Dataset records
(begin)

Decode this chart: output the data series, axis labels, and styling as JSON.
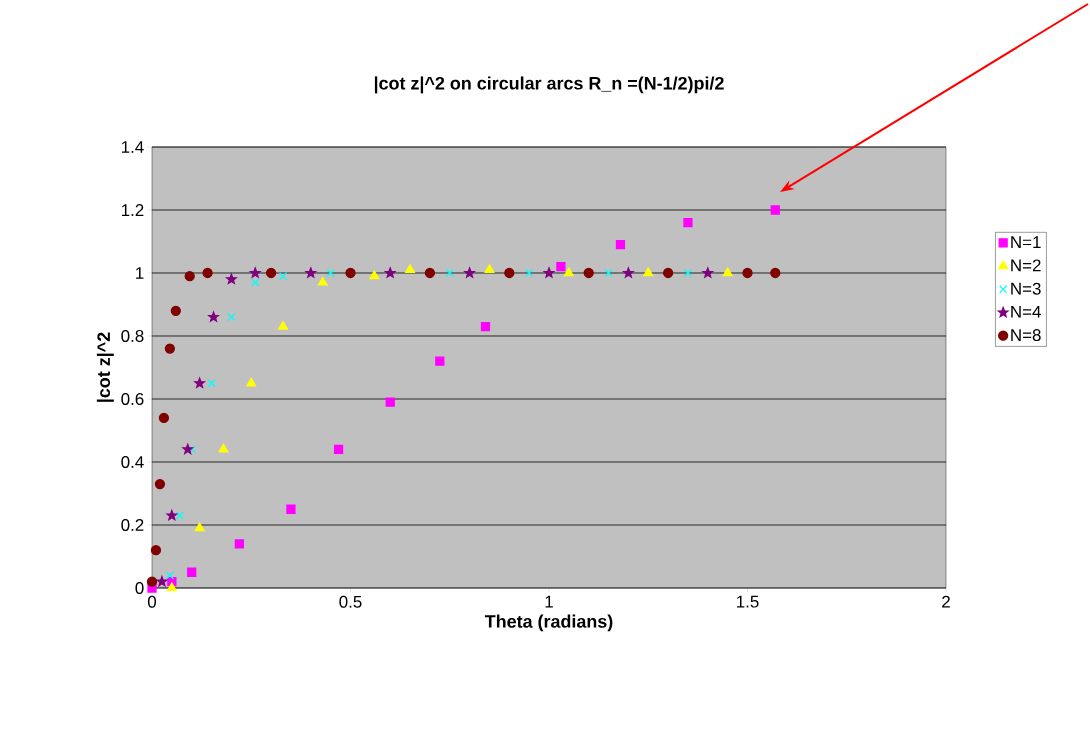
{
  "chart_data": {
    "type": "scatter",
    "title": "|cot z|^2 on circular arcs R_n =(N-1/2)pi/2",
    "xlabel": "Theta (radians)",
    "ylabel": "|cot z|^2",
    "xlim": [
      0,
      2
    ],
    "xticks": [
      0,
      0.5,
      1,
      1.5,
      2
    ],
    "ylim": [
      0,
      1.4
    ],
    "yticks": [
      0,
      0.2,
      0.4,
      0.6,
      0.8,
      1,
      1.2,
      1.4
    ],
    "grid": "y",
    "legend": "right",
    "series": [
      {
        "name": "N=1",
        "color": "#ff00ff",
        "marker": "square",
        "x": [
          0,
          0.05,
          0.1,
          0.22,
          0.35,
          0.47,
          0.6,
          0.725,
          0.84,
          1.03,
          1.18,
          1.35,
          1.57
        ],
        "values": [
          0,
          0.02,
          0.05,
          0.14,
          0.25,
          0.44,
          0.59,
          0.72,
          0.83,
          1.02,
          1.09,
          1.16,
          1.2
        ]
      },
      {
        "name": "N=2",
        "color": "#ffff00",
        "marker": "triangle",
        "x": [
          0.05,
          0.12,
          0.18,
          0.25,
          0.33,
          0.43,
          0.56,
          0.65,
          0.85,
          1.05,
          1.25,
          1.45
        ],
        "values": [
          0,
          0.19,
          0.44,
          0.65,
          0.83,
          0.97,
          0.99,
          1.01,
          1.01,
          1,
          1,
          1
        ]
      },
      {
        "name": "N=3",
        "color": "#00ffff",
        "marker": "cross",
        "x": [
          0.045,
          0.07,
          0.1,
          0.15,
          0.2,
          0.26,
          0.33,
          0.45,
          0.75,
          0.95,
          1.15,
          1.35
        ],
        "values": [
          0.04,
          0.23,
          0.44,
          0.65,
          0.86,
          0.97,
          0.99,
          1,
          1,
          1,
          1,
          1
        ]
      },
      {
        "name": "N=4",
        "color": "#800080",
        "marker": "star",
        "x": [
          0.025,
          0.05,
          0.09,
          0.12,
          0.155,
          0.2,
          0.26,
          0.4,
          0.6,
          0.8,
          1.0,
          1.2,
          1.4
        ],
        "values": [
          0.02,
          0.23,
          0.44,
          0.65,
          0.86,
          0.98,
          1,
          1,
          1,
          1,
          1,
          1,
          1
        ]
      },
      {
        "name": "N=8",
        "color": "#800000",
        "marker": "circle",
        "x": [
          0,
          0.01,
          0.02,
          0.03,
          0.045,
          0.06,
          0.095,
          0.14,
          0.3,
          0.5,
          0.7,
          0.9,
          1.1,
          1.3,
          1.5,
          1.57
        ],
        "values": [
          0.02,
          0.12,
          0.33,
          0.54,
          0.76,
          0.88,
          0.99,
          1,
          1,
          1,
          1,
          1,
          1,
          1,
          1,
          1
        ]
      }
    ]
  }
}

(end)

Task to carry out: Identify how many lines in the entries above contain the word "series" and provide only that figure.

Answer to this task: 2